*THE REQUEST*: Can you pull out each line of the data below that includes the word "right"?

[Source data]
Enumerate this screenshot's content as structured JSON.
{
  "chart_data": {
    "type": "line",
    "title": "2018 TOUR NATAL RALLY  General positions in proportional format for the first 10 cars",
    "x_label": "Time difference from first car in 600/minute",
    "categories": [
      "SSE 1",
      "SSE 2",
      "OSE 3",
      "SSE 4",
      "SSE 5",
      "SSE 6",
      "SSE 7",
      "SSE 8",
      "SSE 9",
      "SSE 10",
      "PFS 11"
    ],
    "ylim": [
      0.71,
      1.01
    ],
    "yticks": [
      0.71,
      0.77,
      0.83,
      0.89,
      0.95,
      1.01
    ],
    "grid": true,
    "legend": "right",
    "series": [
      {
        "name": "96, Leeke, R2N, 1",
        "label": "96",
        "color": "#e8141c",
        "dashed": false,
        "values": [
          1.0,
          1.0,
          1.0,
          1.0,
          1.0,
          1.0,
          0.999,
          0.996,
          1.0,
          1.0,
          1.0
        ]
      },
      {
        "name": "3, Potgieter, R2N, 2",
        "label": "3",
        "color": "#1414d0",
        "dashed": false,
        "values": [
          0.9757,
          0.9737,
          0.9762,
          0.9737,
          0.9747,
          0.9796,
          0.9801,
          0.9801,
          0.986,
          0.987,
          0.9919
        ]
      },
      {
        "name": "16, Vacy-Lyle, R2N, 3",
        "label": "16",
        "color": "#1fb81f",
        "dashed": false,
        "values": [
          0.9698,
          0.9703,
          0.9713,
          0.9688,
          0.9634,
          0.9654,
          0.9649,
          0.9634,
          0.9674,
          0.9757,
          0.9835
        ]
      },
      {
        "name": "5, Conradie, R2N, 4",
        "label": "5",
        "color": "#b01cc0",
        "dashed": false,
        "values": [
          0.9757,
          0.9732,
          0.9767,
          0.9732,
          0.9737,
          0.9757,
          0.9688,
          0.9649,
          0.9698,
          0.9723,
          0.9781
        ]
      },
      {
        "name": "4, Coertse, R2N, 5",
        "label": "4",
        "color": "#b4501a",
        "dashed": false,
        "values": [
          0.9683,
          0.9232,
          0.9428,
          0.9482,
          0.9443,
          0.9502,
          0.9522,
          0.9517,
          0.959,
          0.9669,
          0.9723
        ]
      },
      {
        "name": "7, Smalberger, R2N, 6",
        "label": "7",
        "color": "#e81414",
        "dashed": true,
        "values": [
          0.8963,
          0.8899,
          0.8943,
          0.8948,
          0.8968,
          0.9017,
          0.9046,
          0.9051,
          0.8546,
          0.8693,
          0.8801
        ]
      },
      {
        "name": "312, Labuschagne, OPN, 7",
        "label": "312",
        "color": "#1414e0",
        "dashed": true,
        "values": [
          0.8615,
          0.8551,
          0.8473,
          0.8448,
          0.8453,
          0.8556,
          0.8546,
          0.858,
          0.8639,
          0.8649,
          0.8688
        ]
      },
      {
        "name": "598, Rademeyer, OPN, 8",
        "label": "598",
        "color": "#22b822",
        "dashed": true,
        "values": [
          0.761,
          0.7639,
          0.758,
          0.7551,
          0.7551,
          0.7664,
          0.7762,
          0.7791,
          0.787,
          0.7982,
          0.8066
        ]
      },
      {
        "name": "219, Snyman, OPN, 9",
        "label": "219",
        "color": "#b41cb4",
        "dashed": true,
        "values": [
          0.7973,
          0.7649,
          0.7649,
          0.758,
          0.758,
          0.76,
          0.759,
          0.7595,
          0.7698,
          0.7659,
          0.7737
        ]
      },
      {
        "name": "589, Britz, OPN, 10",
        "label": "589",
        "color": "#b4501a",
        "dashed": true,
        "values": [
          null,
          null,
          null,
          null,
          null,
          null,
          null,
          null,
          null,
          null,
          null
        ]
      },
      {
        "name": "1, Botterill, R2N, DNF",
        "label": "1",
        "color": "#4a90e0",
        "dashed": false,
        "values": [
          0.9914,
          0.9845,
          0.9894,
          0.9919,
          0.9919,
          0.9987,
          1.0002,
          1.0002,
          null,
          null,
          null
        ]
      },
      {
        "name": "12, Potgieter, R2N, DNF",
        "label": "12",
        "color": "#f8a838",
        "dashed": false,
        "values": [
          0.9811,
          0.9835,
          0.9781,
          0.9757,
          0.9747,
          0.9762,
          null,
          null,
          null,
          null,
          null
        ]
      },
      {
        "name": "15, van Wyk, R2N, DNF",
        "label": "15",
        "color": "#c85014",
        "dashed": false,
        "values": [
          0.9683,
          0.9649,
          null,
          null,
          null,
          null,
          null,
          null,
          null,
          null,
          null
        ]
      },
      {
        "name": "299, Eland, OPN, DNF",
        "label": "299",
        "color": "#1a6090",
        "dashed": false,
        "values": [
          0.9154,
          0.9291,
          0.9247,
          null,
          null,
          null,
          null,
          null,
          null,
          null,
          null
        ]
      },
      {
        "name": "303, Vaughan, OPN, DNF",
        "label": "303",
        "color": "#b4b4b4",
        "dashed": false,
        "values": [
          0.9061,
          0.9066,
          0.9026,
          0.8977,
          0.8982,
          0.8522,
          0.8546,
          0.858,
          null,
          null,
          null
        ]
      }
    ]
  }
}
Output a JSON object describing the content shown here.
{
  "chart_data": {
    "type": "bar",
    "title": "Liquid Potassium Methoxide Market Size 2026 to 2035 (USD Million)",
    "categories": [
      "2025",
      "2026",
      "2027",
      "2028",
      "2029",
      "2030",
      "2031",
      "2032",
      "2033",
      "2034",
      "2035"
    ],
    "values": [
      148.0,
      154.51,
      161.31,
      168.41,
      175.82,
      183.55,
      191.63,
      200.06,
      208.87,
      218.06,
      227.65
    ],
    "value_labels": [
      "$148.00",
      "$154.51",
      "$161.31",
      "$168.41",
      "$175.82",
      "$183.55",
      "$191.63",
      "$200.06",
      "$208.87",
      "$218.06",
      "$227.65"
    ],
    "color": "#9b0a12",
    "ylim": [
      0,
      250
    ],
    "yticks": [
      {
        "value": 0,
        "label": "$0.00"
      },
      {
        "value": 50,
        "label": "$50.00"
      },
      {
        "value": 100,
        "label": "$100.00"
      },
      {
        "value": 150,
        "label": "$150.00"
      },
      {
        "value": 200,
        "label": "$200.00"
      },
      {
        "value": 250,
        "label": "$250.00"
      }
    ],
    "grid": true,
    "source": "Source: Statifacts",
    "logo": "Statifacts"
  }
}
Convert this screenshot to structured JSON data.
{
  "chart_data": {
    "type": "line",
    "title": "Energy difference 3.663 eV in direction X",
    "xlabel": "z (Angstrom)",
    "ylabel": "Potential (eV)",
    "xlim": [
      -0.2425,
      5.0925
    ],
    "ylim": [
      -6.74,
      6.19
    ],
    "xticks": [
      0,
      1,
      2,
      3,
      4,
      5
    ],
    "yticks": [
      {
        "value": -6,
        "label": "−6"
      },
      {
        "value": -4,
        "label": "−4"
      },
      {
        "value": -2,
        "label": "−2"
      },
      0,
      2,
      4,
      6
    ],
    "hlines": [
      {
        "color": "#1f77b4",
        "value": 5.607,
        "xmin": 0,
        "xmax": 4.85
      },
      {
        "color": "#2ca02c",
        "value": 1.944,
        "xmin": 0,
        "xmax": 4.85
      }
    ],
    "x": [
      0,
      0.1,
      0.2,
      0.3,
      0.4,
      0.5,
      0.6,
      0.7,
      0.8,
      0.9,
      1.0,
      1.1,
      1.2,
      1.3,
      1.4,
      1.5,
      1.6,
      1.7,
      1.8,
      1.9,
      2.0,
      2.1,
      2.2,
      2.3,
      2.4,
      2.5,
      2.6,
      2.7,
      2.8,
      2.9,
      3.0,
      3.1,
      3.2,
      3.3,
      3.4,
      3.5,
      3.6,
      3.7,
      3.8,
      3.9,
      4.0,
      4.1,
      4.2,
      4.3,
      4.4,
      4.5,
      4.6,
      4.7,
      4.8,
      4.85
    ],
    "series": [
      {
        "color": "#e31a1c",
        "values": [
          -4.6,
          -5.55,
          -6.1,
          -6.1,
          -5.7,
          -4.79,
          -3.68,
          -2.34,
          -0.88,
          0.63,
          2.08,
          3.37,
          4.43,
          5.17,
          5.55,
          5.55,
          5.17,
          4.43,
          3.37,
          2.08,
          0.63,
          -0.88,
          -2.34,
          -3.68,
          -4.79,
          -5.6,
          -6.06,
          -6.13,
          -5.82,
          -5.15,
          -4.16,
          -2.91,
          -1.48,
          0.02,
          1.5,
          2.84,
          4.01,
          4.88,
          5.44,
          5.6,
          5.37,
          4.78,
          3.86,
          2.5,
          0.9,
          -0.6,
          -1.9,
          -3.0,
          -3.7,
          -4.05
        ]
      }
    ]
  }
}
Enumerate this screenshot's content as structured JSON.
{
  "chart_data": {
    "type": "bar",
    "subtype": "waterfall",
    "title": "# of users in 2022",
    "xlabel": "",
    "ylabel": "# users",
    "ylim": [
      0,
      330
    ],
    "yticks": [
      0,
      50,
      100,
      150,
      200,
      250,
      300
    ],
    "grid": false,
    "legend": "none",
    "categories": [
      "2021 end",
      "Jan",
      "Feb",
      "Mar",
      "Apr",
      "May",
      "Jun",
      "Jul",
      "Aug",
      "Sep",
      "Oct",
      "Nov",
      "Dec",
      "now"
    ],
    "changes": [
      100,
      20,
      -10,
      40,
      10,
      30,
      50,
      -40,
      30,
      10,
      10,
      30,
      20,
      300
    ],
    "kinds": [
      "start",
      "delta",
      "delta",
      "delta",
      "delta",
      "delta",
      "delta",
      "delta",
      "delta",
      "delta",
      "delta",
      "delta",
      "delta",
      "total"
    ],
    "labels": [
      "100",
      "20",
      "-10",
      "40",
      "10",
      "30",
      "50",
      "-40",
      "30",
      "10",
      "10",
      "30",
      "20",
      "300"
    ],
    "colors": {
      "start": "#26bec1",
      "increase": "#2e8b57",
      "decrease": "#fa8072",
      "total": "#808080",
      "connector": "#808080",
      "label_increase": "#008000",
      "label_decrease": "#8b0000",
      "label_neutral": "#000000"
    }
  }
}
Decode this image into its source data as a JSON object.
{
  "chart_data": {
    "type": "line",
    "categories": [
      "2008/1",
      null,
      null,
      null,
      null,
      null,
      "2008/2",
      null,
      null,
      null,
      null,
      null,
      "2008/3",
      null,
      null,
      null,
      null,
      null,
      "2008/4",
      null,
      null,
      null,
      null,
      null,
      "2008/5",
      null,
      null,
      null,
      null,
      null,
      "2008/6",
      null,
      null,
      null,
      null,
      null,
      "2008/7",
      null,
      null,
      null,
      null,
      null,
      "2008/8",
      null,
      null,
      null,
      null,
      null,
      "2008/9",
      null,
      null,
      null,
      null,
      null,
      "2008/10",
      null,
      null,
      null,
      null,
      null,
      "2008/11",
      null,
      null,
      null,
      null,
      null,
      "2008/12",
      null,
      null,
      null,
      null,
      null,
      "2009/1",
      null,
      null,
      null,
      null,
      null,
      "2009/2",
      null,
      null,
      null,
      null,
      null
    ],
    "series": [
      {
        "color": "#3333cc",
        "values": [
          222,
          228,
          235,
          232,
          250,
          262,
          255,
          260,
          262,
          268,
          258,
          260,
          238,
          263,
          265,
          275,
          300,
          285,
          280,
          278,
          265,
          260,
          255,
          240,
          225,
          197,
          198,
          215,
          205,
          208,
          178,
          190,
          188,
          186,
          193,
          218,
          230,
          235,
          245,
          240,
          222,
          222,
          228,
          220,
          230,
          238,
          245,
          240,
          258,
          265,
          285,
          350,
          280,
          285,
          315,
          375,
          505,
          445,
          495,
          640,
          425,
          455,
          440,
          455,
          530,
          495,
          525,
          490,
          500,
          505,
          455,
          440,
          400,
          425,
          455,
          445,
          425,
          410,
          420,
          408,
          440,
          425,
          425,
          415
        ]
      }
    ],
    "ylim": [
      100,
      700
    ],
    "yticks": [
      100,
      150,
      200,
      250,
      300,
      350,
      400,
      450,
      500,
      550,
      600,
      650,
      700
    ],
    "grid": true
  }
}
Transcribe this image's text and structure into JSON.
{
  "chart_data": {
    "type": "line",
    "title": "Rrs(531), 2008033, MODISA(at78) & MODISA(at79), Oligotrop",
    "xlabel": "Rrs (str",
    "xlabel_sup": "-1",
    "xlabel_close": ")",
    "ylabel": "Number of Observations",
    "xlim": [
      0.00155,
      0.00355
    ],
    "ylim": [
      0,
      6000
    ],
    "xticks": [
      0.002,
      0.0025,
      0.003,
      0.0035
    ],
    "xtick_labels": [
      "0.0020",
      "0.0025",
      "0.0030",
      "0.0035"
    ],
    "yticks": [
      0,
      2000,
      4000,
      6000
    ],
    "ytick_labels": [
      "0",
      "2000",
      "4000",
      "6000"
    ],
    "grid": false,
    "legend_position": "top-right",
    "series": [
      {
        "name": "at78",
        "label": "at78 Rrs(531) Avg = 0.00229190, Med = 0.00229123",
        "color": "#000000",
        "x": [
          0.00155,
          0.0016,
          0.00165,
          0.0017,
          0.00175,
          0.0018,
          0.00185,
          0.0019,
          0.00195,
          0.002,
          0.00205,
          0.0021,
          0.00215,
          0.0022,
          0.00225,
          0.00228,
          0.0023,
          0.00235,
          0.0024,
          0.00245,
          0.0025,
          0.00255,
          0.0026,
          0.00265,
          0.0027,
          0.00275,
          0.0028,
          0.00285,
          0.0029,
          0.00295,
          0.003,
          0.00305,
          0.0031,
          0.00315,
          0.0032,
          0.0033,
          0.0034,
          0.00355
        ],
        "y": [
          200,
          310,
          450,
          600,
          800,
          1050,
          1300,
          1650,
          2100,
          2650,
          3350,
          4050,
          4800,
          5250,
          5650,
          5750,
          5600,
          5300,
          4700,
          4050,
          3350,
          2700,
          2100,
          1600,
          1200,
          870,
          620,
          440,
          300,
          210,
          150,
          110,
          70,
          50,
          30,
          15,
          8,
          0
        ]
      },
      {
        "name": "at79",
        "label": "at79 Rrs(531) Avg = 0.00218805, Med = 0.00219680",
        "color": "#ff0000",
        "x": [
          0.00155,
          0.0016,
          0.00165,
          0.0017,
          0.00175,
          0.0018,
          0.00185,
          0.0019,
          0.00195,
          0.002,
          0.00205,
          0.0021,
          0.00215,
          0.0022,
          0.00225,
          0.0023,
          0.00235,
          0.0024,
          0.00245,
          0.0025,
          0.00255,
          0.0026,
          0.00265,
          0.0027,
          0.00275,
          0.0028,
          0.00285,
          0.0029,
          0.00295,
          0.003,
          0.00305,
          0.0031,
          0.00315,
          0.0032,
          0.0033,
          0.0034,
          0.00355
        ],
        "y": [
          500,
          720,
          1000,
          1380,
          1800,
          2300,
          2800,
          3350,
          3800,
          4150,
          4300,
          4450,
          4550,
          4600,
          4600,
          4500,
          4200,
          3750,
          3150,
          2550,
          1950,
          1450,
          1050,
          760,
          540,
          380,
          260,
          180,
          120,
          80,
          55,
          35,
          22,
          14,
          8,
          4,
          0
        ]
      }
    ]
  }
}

*REPLY*:
    "legend": "right",
    "legend_position": "top-right",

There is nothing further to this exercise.